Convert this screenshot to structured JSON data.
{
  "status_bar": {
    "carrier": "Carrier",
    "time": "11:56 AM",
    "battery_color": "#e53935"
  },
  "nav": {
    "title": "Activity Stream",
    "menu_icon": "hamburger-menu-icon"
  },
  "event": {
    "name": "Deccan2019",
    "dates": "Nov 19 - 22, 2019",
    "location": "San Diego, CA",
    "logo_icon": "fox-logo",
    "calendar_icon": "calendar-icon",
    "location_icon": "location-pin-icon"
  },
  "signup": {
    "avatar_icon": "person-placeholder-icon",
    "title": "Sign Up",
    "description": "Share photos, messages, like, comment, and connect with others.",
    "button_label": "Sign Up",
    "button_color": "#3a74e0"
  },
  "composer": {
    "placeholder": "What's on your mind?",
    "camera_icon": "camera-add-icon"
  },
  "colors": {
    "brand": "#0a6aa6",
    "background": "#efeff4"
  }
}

-------

Extract all of the data exactly as written.

[EXPECTED ANSWER]
Convert this screenshot to structured JSON data.
{
  "status_bar": {
    "carrier": "Carrier",
    "time": "11:56 AM",
    "battery_color": "#e53935"
  },
  "nav": {
    "title": "Activity Stream",
    "menu_icon": "hamburger-menu-icon"
  },
  "event": {
    "name": "Deccan2019",
    "dates": "Nov 19 - 22, 2019",
    "location": "San Diego, CA",
    "logo_icon": "fox-logo",
    "calendar_icon": "calendar-icon",
    "location_icon": "location-pin-icon"
  },
  "signup": {
    "avatar_icon": "person-placeholder-icon",
    "title": "Sign Up",
    "description": "Share photos, messages, like, comment, and connect with others.",
    "button_label": "Sign Up",
    "button_color": "#3a74e0"
  },
  "composer": {
    "placeholder": "What's on your mind?",
    "camera_icon": "camera-add-icon"
  },
  "colors": {
    "brand": "#0a6aa6",
    "background": "#efeff4"
  }
}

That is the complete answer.